Your task is to repeat the entries exactly. Leave the pictures out.

— Start of Materials provided —

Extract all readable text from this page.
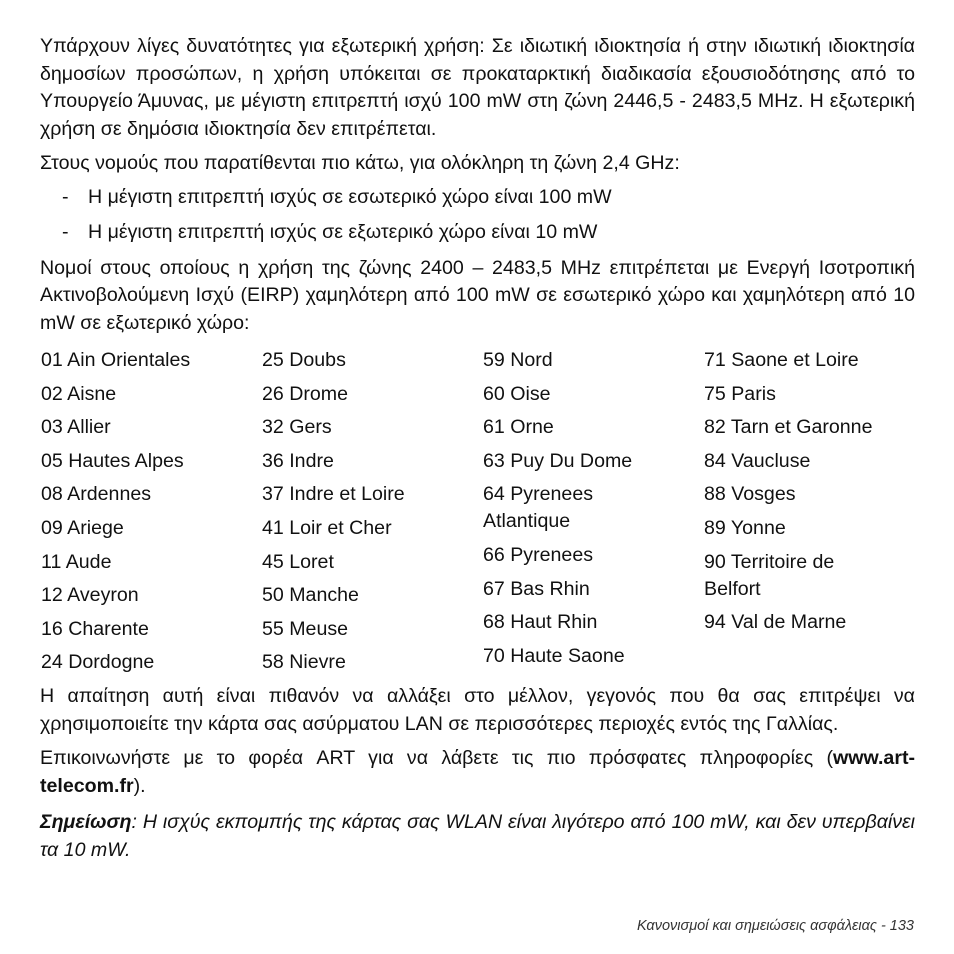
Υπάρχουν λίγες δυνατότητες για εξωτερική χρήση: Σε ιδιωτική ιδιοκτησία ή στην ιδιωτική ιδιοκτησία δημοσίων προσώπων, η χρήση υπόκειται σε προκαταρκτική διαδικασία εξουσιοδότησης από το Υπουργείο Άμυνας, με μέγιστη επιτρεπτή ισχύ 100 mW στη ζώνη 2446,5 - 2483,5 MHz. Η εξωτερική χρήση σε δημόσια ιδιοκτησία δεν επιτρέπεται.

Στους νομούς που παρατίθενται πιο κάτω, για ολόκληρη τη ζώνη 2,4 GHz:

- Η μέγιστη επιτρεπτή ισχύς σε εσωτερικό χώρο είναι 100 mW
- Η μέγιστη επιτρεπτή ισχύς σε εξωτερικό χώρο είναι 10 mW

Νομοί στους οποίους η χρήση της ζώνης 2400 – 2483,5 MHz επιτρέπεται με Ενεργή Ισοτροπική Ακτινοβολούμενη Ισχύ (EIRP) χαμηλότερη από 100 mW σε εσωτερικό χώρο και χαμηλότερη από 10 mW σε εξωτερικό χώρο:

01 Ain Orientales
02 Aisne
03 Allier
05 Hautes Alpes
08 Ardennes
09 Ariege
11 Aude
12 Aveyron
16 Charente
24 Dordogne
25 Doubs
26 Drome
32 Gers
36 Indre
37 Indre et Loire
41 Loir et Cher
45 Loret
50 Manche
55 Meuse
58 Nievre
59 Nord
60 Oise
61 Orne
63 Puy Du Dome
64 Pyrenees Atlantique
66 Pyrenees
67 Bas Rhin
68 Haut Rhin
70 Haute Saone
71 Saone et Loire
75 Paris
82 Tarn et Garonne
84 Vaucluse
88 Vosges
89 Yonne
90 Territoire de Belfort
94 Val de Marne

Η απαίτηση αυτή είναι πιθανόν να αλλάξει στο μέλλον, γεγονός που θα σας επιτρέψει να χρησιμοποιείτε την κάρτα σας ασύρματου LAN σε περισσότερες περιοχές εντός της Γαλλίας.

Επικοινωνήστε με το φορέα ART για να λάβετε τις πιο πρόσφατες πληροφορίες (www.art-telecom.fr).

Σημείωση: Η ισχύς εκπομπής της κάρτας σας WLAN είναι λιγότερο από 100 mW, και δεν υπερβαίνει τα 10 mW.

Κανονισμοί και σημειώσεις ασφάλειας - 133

— End of Materials provided —

▸ **Right answer**
Extract all readable text from this page.
Υπάρχουν λίγες δυνατότητες για εξωτερική χρήση: Σε ιδιωτική ιδιοκτησία ή στην ιδιωτική ιδιοκτησία δημοσίων προσώπων, η χρήση υπόκειται σε προκαταρκτική διαδικασία εξουσιοδότησης από το Υπουργείο Άμυνας, με μέγιστη επιτρεπτή ισχύ 100 mW στη ζώνη 2446,5 - 2483,5 MHz. Η εξωτερική χρήση σε δημόσια ιδιοκτησία δεν επιτρέπεται.

Στους νομούς που παρατίθενται πιο κάτω, για ολόκληρη τη ζώνη 2,4 GHz:

- Η μέγιστη επιτρεπτή ισχύς σε εσωτερικό χώρο είναι 100 mW
- Η μέγιστη επιτρεπτή ισχύς σε εξωτερικό χώρο είναι 10 mW

Νομοί στους οποίους η χρήση της ζώνης 2400 – 2483,5 MHz επιτρέπεται με Ενεργή Ισοτροπική Ακτινοβολούμενη Ισχύ (EIRP) χαμηλότερη από 100 mW σε εσωτερικό χώρο και χαμηλότερη από 10 mW σε εξωτερικό χώρο:

01 Ain Orientales
02 Aisne
03 Allier
05 Hautes Alpes
08 Ardennes
09 Ariege
11 Aude
12 Aveyron
16 Charente
24 Dordogne
25 Doubs
26 Drome
32 Gers
36 Indre
37 Indre et Loire
41 Loir et Cher
45 Loret
50 Manche
55 Meuse
58 Nievre
59 Nord
60 Oise
61 Orne
63 Puy Du Dome
64 Pyrenees Atlantique
66 Pyrenees
67 Bas Rhin
68 Haut Rhin
70 Haute Saone
71 Saone et Loire
75 Paris
82 Tarn et Garonne
84 Vaucluse
88 Vosges
89 Yonne
90 Territoire de Belfort
94 Val de Marne

Η απαίτηση αυτή είναι πιθανόν να αλλάξει στο μέλλον, γεγονός που θα σας επιτρέψει να χρησιμοποιείτε την κάρτα σας ασύρματου LAN σε περισσότερες περιοχές εντός της Γαλλίας.

Επικοινωνήστε με το φορέα ART για να λάβετε τις πιο πρόσφατες πληροφορίες (www.art-telecom.fr).

Σημείωση: Η ισχύς εκπομπής της κάρτας σας WLAN είναι λιγότερο από 100 mW, και δεν υπερβαίνει τα 10 mW.

Κανονισμοί και σημειώσεις ασφάλειας - 133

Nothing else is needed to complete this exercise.